=== Records ===

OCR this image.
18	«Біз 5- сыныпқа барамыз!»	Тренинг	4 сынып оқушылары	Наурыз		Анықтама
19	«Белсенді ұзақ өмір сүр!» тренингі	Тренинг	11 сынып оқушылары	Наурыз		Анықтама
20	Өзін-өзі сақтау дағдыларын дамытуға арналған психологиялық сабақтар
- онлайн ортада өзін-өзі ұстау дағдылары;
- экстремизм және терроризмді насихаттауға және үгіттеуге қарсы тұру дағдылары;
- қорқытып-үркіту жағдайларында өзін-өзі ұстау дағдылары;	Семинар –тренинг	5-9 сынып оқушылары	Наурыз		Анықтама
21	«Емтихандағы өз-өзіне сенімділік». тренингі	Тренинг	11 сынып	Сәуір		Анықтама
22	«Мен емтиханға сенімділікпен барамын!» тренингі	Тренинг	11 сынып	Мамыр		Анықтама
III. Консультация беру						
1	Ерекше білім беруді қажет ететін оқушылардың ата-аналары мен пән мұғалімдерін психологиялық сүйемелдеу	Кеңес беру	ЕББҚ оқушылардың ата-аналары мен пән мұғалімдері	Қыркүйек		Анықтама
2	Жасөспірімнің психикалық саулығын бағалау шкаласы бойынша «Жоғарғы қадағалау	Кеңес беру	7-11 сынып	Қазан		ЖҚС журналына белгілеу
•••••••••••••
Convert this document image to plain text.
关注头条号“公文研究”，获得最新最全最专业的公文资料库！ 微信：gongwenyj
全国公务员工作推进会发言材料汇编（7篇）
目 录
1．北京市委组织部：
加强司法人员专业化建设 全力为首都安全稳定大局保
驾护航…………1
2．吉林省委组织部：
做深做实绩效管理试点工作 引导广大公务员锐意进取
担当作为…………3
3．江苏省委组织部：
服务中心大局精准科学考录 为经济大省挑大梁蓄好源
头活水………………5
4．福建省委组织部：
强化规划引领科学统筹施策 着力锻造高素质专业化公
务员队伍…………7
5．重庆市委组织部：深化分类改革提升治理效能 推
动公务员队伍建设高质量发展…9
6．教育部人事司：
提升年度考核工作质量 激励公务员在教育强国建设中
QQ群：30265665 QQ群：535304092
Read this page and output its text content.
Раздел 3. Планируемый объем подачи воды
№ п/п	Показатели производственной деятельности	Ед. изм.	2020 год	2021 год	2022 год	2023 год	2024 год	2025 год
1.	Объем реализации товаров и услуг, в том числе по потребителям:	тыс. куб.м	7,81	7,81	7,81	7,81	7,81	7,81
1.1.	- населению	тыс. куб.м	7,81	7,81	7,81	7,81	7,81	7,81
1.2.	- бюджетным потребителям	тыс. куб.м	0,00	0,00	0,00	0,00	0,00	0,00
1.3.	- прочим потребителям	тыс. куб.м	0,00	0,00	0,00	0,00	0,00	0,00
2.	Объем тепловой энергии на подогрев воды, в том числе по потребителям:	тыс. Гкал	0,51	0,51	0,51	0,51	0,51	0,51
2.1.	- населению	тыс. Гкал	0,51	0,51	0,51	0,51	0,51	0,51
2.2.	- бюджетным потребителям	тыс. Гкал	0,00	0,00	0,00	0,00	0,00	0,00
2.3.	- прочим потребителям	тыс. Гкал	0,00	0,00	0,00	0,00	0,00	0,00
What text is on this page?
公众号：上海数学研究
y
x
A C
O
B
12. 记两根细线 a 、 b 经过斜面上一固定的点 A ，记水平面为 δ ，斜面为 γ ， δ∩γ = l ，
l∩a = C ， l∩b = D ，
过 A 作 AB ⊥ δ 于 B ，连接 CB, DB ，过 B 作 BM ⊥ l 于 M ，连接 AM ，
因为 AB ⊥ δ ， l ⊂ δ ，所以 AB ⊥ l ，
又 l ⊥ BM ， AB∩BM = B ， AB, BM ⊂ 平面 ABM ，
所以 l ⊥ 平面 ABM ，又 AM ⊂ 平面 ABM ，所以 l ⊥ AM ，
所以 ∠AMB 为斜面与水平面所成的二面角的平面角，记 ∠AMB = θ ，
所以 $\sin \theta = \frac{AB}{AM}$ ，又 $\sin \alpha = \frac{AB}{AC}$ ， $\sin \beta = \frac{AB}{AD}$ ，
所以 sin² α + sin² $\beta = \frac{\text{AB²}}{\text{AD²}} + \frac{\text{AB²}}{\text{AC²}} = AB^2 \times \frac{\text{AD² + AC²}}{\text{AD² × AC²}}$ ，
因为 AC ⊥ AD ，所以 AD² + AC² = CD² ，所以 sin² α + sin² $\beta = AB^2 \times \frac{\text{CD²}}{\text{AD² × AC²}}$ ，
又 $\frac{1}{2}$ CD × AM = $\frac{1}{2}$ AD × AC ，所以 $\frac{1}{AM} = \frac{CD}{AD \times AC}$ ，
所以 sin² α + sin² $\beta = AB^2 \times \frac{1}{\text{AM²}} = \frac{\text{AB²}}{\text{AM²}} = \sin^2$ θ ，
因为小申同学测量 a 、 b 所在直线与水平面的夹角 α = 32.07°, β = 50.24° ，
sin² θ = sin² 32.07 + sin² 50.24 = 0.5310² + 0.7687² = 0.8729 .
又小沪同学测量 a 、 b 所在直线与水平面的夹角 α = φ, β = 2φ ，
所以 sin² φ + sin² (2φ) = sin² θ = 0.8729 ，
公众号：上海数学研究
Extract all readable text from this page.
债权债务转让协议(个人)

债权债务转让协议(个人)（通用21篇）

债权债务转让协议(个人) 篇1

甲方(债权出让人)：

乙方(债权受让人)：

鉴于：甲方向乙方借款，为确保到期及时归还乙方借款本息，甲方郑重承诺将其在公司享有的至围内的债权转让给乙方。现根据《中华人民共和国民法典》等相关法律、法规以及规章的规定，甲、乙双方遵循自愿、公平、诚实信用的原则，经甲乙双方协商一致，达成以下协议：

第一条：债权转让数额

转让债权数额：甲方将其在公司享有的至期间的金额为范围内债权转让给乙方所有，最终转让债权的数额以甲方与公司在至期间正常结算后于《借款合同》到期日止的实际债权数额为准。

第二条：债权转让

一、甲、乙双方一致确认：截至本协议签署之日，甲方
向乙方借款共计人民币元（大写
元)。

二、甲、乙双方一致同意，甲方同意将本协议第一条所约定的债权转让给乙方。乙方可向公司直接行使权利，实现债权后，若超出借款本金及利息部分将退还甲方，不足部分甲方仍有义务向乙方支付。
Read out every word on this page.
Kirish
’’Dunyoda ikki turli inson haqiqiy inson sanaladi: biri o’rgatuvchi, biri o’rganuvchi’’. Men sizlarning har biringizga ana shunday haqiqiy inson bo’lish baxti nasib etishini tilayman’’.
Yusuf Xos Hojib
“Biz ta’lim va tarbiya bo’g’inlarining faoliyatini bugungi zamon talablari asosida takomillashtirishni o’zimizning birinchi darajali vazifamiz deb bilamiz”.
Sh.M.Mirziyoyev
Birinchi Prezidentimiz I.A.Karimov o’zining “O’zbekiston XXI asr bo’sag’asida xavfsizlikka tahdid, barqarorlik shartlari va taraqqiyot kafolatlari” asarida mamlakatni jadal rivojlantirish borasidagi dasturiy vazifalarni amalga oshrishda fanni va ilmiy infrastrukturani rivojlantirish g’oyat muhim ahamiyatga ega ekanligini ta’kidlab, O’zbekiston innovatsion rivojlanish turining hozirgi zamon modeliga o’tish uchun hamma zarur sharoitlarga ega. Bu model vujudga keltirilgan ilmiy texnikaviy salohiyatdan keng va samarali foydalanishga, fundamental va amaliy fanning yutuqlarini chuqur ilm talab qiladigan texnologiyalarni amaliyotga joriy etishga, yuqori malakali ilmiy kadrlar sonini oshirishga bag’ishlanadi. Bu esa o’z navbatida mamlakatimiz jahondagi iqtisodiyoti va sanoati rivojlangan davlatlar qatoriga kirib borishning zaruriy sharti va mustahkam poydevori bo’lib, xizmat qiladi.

===

● **Exercise description**
Pull every line containing the word "числе" out of the material.

● **Written answer**
1.	Объем реализации товаров и услуг, в том числе по потребителям:	тыс. куб.м	7,81	7,81	7,81	7,81	7,81	7,81
2.	Объем тепловой энергии на подогрев воды, в том числе по потребителям:	тыс. Гкал	0,51	0,51	0,51	0,51	0,51	0,51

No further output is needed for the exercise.